◆ Objective ◆
Switch every "square-feet-cell" to "area-cell" in the part of the entries that opens with the first line and closes with the line containing "option-text: No, because the scatterplot does", and give back only those lines, otherwise unchanged.

>> begin Records shown

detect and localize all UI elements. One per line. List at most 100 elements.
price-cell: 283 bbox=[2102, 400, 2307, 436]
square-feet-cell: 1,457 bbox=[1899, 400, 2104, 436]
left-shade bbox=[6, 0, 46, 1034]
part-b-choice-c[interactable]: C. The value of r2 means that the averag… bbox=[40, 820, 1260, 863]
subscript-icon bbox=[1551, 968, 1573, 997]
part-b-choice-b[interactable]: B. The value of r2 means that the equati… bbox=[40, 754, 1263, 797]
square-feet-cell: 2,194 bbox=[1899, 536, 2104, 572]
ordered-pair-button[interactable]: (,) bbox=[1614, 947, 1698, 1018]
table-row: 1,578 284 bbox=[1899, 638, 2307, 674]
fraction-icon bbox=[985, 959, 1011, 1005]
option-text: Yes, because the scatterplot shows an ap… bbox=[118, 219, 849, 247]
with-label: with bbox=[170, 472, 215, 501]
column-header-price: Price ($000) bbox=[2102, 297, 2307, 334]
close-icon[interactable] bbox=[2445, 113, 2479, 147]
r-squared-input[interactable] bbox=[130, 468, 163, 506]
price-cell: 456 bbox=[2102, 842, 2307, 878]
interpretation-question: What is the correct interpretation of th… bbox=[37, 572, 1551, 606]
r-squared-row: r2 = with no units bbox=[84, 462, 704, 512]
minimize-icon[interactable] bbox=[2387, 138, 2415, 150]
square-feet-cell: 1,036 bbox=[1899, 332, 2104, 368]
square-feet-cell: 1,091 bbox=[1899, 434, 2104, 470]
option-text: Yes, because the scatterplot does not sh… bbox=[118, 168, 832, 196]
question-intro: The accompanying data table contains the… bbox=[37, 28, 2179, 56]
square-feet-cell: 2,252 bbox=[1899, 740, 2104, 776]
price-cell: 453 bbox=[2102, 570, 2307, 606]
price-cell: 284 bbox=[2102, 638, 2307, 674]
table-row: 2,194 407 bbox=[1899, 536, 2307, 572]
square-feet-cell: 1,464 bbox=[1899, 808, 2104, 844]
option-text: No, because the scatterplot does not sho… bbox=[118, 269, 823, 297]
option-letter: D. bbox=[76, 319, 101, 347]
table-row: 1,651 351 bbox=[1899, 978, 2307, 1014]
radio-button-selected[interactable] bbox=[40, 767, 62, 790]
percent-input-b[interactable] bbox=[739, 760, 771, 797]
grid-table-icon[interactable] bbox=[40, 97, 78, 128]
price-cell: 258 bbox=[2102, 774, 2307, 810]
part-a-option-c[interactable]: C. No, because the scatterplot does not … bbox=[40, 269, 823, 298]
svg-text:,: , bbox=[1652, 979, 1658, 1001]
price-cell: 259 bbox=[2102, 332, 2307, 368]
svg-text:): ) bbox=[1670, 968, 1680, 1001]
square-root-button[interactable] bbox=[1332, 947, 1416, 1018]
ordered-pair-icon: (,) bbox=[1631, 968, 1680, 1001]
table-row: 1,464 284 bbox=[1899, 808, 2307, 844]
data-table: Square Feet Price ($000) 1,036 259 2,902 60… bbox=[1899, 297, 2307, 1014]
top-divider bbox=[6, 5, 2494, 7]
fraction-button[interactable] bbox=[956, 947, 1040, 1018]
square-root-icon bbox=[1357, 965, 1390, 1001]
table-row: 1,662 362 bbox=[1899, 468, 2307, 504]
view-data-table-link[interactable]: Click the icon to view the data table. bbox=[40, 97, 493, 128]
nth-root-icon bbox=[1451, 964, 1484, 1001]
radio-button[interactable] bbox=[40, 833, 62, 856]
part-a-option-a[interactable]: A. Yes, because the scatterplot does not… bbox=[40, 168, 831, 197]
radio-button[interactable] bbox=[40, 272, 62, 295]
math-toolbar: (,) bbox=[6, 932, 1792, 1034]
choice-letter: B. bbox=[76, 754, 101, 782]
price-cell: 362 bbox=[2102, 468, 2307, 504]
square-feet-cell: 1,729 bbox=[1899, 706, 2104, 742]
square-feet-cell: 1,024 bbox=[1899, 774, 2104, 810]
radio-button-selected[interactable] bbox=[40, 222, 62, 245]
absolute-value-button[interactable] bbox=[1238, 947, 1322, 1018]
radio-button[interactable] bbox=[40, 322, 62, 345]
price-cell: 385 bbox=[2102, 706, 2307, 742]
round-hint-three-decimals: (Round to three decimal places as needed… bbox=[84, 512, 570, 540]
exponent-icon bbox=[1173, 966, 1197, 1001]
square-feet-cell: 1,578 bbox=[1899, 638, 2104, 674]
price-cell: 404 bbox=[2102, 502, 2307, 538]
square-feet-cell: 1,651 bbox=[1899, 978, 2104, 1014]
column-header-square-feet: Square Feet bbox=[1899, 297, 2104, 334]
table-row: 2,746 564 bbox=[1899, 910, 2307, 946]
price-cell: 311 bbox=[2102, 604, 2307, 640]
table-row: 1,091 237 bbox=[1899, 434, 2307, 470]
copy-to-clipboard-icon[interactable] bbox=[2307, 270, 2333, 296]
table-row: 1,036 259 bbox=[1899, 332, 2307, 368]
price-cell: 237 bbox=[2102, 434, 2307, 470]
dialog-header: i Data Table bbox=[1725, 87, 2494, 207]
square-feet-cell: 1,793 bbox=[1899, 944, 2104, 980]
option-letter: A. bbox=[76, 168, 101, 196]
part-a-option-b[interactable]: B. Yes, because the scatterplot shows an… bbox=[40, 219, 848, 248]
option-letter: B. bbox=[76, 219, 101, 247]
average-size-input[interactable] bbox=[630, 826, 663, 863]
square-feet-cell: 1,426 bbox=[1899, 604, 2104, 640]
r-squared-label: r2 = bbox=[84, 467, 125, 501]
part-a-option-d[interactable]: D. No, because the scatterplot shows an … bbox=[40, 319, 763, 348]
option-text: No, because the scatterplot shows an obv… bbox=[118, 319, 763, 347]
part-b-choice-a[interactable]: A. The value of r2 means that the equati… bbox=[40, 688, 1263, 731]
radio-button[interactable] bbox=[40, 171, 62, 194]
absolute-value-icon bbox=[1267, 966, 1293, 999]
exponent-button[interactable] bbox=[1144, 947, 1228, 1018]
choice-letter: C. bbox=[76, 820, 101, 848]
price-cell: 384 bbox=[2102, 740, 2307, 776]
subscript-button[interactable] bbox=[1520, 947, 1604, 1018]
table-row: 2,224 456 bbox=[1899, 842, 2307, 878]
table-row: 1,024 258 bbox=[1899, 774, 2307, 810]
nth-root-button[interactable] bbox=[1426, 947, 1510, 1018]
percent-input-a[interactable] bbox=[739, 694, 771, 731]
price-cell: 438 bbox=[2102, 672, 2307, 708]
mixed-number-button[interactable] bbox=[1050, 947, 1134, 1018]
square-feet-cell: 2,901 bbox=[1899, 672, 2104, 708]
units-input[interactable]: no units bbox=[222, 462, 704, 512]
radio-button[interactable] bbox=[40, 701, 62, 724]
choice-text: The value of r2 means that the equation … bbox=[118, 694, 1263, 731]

>> end Records shown

◆ Output for this exercise ◆
detect and localize all UI elements. One per line. List at most 100 elements.
price-cell: 283 bbox=[2102, 400, 2307, 436]
area-cell: 1,457 bbox=[1899, 400, 2104, 436]
left-shade bbox=[6, 0, 46, 1034]
part-b-choice-c[interactable]: C. The value of r2 means that the averag… bbox=[40, 820, 1260, 863]
subscript-icon bbox=[1551, 968, 1573, 997]
part-b-choice-b[interactable]: B. The value of r2 means that the equati… bbox=[40, 754, 1263, 797]
area-cell: 2,194 bbox=[1899, 536, 2104, 572]
ordered-pair-button[interactable]: (,) bbox=[1614, 947, 1698, 1018]
table-row: 1,578 284 bbox=[1899, 638, 2307, 674]
fraction-icon bbox=[985, 959, 1011, 1005]
option-text: Yes, because the scatterplot shows an ap… bbox=[118, 219, 849, 247]
with-label: with bbox=[170, 472, 215, 501]
column-header-price: Price ($000) bbox=[2102, 297, 2307, 334]
close-icon[interactable] bbox=[2445, 113, 2479, 147]
r-squared-input[interactable] bbox=[130, 468, 163, 506]
price-cell: 456 bbox=[2102, 842, 2307, 878]
interpretation-question: What is the correct interpretation of th… bbox=[37, 572, 1551, 606]
r-squared-row: r2 = with no units bbox=[84, 462, 704, 512]
minimize-icon[interactable] bbox=[2387, 138, 2415, 150]
area-cell: 1,036 bbox=[1899, 332, 2104, 368]
area-cell: 1,091 bbox=[1899, 434, 2104, 470]
option-text: Yes, because the scatterplot does not sh… bbox=[118, 168, 832, 196]
question-intro: The accompanying data table contains the… bbox=[37, 28, 2179, 56]
area-cell: 2,252 bbox=[1899, 740, 2104, 776]
price-cell: 453 bbox=[2102, 570, 2307, 606]
price-cell: 284 bbox=[2102, 638, 2307, 674]
table-row: 2,194 407 bbox=[1899, 536, 2307, 572]
area-cell: 1,464 bbox=[1899, 808, 2104, 844]
option-text: No, because the scatterplot does not sho… bbox=[118, 269, 823, 297]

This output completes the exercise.